----- Records for the task -----

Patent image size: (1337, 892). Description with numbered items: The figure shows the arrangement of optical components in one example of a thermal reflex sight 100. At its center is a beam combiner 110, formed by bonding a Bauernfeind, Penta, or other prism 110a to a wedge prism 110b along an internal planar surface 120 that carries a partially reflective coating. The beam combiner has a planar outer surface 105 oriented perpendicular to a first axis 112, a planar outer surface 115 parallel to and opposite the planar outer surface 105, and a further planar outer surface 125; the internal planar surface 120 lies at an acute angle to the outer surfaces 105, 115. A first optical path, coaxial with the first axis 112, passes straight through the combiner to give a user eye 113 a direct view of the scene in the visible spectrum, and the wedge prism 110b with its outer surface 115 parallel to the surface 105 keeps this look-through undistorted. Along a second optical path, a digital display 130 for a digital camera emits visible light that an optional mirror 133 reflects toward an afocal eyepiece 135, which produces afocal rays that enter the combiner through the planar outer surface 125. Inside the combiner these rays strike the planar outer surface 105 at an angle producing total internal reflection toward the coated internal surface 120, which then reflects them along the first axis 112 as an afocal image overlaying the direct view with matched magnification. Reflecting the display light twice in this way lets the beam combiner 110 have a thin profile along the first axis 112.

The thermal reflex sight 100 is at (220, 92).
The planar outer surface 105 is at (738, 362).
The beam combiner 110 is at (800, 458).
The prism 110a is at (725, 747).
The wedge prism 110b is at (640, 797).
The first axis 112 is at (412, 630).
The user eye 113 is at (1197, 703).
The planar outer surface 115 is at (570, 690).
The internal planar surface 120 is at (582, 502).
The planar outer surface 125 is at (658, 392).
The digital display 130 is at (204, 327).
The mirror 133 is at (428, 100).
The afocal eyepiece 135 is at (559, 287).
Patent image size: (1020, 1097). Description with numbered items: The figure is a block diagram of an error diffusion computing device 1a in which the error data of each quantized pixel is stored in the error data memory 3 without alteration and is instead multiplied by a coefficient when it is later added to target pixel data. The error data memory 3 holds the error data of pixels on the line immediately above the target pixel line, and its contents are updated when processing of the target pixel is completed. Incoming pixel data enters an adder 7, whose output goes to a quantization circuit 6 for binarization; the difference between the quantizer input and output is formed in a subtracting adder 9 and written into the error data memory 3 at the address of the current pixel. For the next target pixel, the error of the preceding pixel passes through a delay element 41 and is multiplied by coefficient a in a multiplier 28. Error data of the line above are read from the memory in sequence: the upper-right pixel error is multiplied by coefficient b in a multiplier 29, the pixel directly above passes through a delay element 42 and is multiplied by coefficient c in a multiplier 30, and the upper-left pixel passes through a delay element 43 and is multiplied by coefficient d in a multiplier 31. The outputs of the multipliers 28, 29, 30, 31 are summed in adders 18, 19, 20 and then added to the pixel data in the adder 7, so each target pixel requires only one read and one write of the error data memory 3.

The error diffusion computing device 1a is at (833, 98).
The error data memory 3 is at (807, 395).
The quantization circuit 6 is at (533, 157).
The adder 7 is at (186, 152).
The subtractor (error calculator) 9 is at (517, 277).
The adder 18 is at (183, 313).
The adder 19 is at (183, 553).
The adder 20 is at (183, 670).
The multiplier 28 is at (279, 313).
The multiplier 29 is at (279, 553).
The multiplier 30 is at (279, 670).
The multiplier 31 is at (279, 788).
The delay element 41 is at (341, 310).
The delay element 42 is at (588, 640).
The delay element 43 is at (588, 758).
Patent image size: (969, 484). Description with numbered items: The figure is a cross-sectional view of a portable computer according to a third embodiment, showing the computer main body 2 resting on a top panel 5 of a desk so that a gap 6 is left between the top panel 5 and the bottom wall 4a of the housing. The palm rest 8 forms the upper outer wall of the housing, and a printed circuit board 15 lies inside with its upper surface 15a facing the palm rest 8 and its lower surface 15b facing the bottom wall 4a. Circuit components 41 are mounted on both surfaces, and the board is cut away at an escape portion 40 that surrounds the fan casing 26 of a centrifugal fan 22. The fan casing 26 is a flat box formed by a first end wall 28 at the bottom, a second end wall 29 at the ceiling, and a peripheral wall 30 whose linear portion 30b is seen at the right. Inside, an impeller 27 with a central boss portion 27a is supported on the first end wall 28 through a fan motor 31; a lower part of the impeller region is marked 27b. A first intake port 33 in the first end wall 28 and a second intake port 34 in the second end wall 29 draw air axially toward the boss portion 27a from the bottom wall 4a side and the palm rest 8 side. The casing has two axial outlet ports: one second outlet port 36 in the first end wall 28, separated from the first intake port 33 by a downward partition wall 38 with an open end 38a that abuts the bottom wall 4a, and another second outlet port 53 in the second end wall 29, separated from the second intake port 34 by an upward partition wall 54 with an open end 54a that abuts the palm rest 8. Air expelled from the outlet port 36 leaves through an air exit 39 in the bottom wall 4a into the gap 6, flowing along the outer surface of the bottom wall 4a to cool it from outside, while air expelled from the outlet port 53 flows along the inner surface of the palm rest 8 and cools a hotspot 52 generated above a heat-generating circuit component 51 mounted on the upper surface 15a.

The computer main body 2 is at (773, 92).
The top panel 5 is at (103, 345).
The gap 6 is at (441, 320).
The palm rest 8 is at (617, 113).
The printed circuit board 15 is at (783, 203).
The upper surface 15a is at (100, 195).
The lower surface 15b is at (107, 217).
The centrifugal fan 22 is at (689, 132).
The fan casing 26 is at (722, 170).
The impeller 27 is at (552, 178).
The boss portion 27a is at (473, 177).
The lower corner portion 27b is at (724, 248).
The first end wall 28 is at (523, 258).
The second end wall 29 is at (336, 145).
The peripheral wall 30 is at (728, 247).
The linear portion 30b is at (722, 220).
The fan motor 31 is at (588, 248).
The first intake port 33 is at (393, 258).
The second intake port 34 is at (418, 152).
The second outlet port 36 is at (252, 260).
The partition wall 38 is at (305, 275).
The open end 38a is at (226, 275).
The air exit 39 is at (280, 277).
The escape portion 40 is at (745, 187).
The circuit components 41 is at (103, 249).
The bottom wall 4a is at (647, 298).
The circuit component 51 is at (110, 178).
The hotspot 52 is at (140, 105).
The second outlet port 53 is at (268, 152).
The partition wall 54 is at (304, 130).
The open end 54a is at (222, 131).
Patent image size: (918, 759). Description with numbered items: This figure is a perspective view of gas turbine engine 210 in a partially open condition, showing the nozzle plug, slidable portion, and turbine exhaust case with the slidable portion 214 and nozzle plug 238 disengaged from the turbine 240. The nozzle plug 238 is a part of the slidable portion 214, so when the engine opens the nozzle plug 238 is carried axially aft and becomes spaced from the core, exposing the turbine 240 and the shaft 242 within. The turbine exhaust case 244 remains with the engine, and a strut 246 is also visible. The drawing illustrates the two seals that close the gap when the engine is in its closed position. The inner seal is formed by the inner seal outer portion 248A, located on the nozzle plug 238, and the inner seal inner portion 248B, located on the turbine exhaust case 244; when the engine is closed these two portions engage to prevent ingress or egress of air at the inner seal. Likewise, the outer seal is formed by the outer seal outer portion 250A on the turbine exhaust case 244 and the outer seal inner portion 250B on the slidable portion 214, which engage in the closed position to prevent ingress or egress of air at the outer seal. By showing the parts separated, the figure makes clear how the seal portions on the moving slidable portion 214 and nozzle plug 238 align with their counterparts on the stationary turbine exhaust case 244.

-----

Instruction
Please report every line of the items above that contains the word "motor".

Result
Patent image size: (969, 484). Description with numbered items: The figure is a cross-sectional view of a portable computer according to a third embodiment, showing the computer main body 2 resting on a top panel 5 of a desk so that a gap 6 is left between the top panel 5 and the bottom wall 4a of the housing. The palm rest 8 forms the upper outer wall of the housing, and a printed circuit board 15 lies inside with its upper surface 15a facing the palm rest 8 and its lower surface 15b facing the bottom wall 4a. Circuit components 41 are mounted on both surfaces, and the board is cut away at an escape portion 40 that surrounds the fan casing 26 of a centrifugal fan 22. The fan casing 26 is a flat box formed by a first end wall 28 at the bottom, a second end wall 29 at the ceiling, and a peripheral wall 30 whose linear portion 30b is seen at the right. Inside, an impeller 27 with a central boss portion 27a is supported on the first end wall 28 through a fan motor 31; a lower part of the impeller region is marked 27b. A first intake port 33 in the first end wall 28 and a second intake port 34 in the second end wall 29 draw air axially toward the boss portion 27a from the bottom wall 4a side and the palm rest 8 side. The casing has two axial outlet ports: one second outlet port 36 in the first end wall 28, separated from the first intake port 33 by a downward partition wall 38 with an open end 38a that abuts the bottom wall 4a, and another second outlet port 53 in the second end wall 29, separated from the second intake port 34 by an upward partition wall 54 with an open end 54a that abuts the palm rest 8. Air expelled from the outlet port 36 leaves through an air exit 39 in the bottom wall 4a into the gap 6, flowing along the outer surface of the bottom wall 4a to cool it from outside, while air expelled from the outlet port 53 flows along the inner surface of the palm rest 8 and cools a hotspot 52 generated above a heat-generating circuit component 51 mounted on the upper surface 15a.
The fan motor 31 is at (588, 248).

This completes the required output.